* **Requirements**: Return all lines that include the string "白石道人歌曲".

(Records from a data source)

----

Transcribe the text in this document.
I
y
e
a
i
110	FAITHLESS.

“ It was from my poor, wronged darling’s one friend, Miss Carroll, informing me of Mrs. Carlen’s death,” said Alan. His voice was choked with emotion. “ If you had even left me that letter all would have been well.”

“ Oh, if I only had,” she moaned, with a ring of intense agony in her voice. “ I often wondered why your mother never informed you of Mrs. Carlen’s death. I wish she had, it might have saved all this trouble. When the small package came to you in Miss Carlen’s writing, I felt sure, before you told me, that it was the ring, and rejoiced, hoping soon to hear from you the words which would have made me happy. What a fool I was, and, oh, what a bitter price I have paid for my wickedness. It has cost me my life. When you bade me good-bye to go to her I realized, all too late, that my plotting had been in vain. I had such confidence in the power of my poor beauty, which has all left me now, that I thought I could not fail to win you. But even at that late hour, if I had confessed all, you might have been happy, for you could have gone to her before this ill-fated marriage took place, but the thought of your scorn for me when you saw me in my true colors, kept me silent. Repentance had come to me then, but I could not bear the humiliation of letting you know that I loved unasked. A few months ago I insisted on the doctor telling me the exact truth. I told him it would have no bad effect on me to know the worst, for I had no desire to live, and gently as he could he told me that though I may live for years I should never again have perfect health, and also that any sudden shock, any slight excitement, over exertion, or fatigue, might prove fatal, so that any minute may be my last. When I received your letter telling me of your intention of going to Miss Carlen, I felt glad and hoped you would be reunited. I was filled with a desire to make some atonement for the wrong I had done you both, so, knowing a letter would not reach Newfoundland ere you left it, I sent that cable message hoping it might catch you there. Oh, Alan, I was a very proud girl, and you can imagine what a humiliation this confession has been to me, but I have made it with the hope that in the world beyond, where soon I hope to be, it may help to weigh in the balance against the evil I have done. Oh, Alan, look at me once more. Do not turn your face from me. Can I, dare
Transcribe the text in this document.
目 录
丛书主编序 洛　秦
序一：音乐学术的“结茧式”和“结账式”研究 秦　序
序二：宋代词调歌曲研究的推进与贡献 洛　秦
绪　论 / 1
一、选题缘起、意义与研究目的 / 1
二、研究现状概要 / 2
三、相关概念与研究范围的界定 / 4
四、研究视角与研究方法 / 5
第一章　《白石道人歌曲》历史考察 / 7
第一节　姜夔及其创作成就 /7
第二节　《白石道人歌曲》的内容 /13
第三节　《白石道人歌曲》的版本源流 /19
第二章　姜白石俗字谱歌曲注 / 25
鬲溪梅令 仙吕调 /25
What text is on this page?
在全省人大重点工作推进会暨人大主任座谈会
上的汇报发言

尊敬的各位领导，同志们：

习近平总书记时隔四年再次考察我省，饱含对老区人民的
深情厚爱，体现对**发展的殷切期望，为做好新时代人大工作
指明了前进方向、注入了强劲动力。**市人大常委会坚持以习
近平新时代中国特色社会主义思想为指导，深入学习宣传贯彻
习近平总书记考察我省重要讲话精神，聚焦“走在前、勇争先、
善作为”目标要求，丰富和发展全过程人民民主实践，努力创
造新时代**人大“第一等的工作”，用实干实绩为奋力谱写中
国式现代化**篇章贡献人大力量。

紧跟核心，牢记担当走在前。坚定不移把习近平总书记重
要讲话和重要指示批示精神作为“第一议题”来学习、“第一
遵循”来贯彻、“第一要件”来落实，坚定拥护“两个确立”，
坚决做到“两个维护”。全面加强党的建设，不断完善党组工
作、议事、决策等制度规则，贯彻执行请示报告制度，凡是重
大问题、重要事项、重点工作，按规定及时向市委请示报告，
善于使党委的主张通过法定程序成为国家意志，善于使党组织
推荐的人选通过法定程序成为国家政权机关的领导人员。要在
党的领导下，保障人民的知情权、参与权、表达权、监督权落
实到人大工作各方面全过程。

----

* **Reply to the exercise**:
第一章　《白石道人歌曲》历史考察 / 7
第二节　《白石道人歌曲》的内容 /13
第三节　《白石道人歌曲》的版本源流 /19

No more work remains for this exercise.